• [YOUR GOAL]
In the data below, find each line containing the string "médecine" and return it.

[Dataset items]
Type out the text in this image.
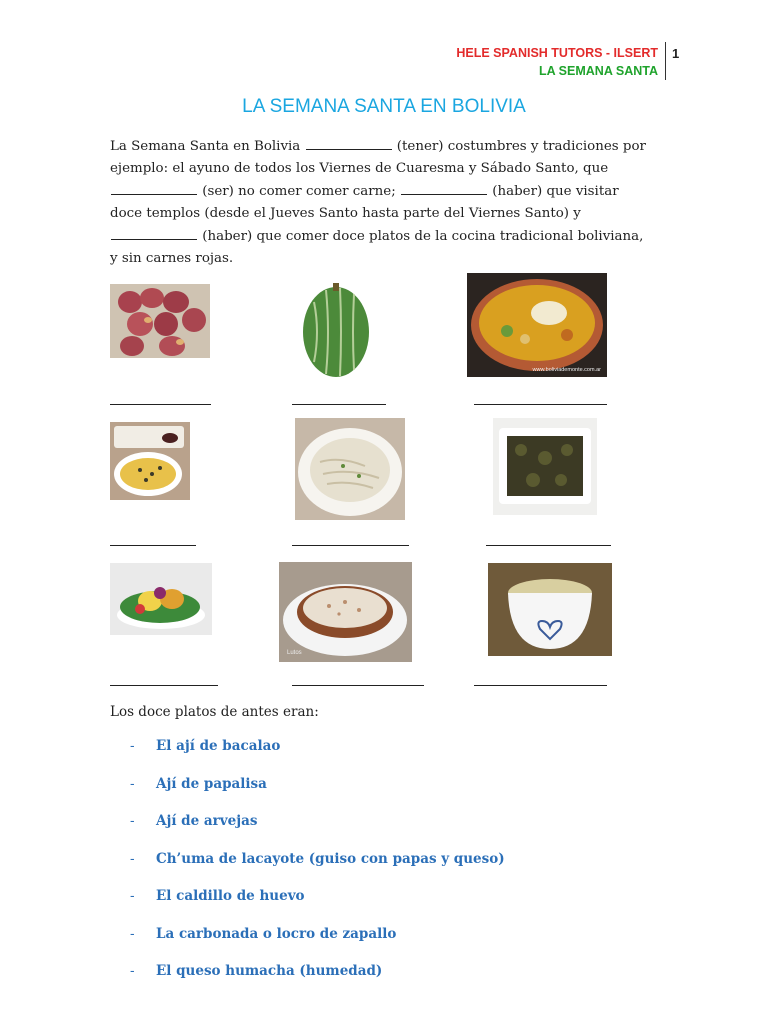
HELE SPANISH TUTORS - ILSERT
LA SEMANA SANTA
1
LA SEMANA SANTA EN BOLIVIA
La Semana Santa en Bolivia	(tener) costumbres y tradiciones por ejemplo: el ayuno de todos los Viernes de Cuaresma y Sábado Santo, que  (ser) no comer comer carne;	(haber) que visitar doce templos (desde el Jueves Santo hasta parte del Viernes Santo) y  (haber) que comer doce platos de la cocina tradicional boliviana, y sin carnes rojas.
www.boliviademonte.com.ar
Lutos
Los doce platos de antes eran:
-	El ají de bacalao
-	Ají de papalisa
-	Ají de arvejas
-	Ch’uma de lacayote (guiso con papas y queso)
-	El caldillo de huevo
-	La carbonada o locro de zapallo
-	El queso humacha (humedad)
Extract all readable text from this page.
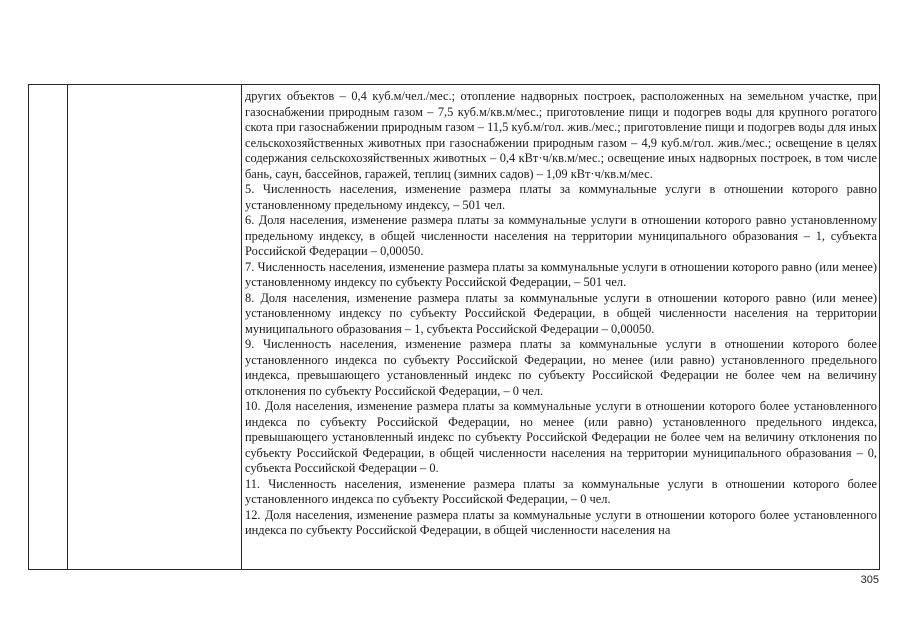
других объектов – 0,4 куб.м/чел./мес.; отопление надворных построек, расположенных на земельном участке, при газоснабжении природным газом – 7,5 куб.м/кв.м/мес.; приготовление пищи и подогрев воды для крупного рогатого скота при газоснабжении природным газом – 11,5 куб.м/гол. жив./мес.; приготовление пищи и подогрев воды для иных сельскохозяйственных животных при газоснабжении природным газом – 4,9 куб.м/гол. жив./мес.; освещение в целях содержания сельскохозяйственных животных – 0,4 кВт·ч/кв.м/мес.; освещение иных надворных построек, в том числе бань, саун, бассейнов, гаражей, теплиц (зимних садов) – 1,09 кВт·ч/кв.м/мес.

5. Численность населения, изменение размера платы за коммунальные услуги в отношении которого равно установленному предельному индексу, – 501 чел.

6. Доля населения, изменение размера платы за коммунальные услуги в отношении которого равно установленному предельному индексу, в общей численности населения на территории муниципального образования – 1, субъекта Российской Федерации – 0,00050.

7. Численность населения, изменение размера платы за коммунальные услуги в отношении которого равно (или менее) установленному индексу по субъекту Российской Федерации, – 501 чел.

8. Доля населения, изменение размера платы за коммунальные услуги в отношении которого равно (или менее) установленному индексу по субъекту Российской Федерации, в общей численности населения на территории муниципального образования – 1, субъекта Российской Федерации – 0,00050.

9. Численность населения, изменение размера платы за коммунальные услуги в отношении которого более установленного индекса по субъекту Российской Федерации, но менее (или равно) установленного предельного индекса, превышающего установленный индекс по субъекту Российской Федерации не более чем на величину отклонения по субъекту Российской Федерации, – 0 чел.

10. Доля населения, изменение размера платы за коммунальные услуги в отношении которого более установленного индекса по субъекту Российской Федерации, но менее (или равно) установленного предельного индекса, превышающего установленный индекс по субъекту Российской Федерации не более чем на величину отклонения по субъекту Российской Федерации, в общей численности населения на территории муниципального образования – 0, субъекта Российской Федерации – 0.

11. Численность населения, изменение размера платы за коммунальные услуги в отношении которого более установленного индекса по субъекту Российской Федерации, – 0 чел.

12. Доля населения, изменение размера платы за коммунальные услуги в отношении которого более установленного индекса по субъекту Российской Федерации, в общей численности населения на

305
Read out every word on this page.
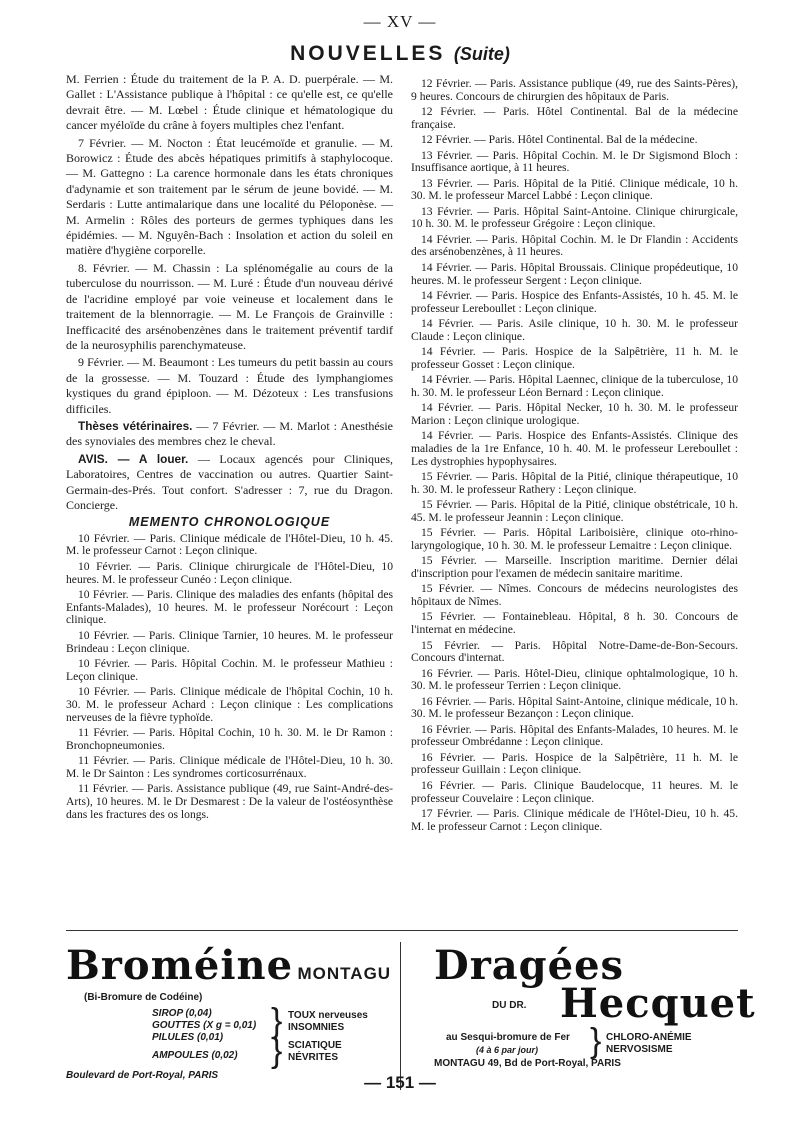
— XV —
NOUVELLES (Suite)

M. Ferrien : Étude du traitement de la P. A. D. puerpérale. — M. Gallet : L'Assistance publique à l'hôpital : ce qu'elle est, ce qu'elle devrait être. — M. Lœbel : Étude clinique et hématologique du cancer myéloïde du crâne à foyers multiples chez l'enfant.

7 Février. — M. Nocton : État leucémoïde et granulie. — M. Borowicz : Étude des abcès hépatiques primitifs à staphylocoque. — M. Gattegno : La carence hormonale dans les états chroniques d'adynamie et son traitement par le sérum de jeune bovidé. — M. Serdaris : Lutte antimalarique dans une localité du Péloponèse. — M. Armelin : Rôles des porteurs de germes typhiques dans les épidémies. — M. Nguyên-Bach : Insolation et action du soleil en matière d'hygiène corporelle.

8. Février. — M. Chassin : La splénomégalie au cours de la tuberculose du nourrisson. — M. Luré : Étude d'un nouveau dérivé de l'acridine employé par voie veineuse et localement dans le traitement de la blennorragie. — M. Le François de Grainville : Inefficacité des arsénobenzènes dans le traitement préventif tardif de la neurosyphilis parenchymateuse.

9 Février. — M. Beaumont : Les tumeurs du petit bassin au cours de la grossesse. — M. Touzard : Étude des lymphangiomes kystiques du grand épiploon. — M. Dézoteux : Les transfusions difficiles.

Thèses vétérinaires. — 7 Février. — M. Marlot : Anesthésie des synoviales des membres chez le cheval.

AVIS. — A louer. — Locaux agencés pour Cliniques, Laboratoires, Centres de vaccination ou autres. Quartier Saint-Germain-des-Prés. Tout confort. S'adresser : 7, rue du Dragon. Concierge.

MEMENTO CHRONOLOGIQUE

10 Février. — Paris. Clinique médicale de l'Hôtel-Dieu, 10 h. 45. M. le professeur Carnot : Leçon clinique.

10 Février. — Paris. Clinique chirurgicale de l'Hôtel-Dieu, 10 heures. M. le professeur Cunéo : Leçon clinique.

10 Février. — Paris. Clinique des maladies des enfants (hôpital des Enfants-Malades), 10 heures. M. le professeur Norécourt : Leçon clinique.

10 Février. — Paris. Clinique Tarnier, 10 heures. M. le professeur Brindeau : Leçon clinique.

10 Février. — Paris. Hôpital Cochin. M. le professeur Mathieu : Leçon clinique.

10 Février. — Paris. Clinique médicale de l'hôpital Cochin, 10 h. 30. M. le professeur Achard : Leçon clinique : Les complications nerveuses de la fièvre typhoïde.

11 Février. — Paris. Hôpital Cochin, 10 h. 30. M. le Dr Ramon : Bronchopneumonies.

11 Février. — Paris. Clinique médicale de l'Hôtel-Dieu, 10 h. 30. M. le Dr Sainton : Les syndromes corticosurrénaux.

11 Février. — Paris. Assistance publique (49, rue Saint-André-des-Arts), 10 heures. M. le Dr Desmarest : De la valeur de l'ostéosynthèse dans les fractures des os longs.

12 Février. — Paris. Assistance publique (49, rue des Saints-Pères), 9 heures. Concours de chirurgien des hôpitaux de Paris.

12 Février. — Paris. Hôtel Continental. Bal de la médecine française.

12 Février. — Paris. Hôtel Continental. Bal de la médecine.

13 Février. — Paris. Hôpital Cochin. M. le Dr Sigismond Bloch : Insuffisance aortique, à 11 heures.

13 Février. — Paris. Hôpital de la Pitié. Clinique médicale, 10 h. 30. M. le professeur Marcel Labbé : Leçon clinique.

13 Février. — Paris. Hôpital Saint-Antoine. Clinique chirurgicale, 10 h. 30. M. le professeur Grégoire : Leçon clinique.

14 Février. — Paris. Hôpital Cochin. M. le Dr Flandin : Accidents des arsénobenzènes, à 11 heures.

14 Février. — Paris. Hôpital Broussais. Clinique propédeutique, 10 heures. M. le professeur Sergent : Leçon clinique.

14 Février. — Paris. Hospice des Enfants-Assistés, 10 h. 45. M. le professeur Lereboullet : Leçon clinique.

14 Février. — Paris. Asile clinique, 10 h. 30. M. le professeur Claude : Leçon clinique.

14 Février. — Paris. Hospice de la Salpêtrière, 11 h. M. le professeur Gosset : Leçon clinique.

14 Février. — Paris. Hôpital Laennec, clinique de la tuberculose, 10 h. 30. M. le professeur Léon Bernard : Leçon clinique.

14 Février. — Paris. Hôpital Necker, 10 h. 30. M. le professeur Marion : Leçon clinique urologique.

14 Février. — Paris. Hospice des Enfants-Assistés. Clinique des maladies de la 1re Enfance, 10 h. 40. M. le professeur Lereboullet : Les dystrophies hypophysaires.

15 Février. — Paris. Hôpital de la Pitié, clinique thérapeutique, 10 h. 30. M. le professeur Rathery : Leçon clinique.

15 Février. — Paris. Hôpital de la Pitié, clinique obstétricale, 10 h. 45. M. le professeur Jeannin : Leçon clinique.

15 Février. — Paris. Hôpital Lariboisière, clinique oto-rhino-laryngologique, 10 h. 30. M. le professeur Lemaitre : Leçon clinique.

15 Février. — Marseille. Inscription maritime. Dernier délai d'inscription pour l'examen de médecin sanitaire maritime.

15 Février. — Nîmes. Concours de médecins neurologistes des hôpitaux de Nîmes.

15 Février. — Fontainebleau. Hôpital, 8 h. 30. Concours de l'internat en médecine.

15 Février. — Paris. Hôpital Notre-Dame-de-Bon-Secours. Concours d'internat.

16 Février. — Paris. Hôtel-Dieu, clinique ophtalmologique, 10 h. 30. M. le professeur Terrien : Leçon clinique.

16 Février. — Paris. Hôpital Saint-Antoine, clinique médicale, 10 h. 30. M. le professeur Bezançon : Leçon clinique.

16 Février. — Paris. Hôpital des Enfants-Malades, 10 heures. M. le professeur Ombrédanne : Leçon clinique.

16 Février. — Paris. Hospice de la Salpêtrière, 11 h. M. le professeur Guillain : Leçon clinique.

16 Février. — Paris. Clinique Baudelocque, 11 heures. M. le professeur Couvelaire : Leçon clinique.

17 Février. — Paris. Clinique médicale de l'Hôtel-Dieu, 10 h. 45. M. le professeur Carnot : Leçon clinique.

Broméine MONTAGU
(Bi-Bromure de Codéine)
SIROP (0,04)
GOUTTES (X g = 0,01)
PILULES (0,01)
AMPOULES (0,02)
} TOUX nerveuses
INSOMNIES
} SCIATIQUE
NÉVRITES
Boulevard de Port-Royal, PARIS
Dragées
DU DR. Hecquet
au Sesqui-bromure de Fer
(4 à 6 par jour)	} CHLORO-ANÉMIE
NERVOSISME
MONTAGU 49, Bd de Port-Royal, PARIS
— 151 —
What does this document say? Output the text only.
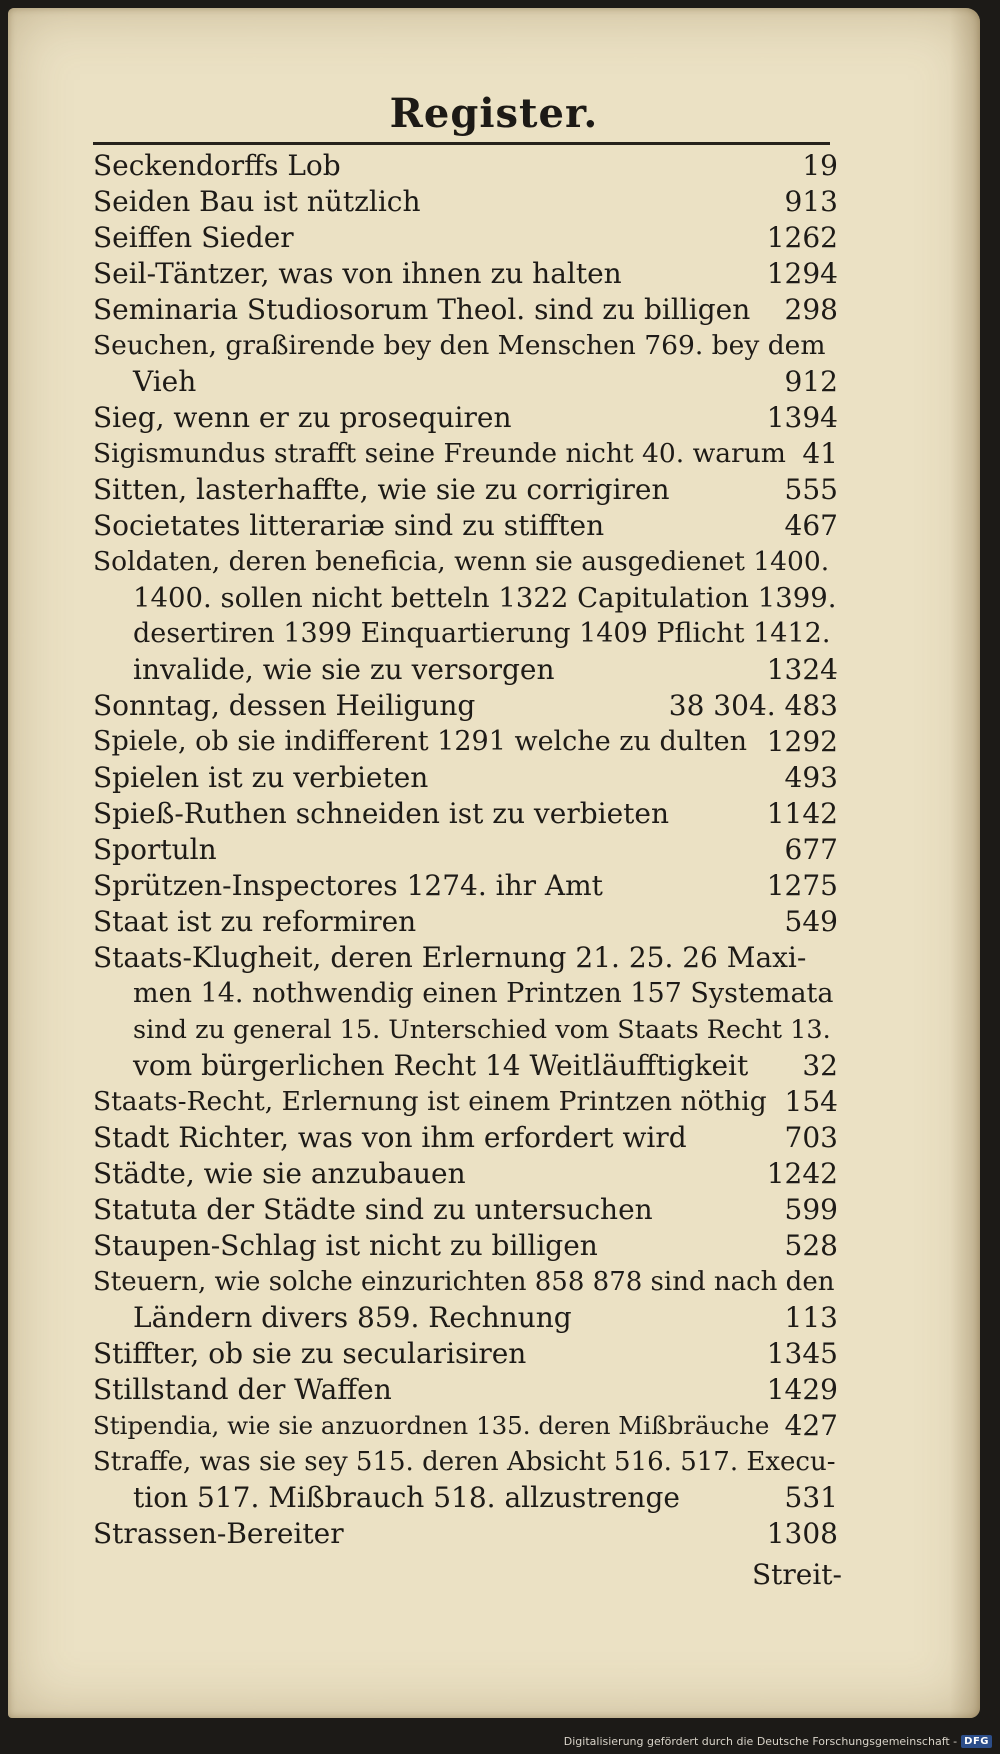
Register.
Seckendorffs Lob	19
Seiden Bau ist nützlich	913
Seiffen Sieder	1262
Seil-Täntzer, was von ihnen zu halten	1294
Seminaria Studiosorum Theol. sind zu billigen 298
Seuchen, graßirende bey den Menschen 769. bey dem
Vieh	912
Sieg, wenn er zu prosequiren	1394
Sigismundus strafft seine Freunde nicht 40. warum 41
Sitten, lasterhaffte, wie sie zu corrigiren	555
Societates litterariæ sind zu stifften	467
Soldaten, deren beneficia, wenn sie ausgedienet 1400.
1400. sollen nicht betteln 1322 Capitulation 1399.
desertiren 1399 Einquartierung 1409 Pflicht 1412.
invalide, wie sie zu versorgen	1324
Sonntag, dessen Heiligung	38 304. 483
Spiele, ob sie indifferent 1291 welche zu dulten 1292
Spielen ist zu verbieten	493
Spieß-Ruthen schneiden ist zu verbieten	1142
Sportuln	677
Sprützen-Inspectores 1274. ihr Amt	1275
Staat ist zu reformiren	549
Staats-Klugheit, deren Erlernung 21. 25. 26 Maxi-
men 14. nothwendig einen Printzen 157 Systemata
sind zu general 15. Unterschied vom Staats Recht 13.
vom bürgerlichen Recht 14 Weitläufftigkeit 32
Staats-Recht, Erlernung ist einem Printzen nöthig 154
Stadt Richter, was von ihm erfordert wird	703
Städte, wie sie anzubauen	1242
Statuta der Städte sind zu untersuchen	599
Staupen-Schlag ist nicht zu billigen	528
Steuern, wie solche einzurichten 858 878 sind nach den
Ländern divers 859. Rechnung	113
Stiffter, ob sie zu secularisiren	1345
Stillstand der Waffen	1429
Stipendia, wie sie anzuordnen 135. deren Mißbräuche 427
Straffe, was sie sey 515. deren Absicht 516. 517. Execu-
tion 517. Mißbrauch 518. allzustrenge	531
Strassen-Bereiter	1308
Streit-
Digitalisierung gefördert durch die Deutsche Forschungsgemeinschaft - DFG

• [THE OUTPUT]
12 Février. — Paris. Hôtel Continental. Bal de la médecine française.
12 Février. — Paris. Hôtel Continental. Bal de la médecine.
15 Février. — Fontainebleau. Hôpital, 8 h. 30. Concours de l'internat en médecine.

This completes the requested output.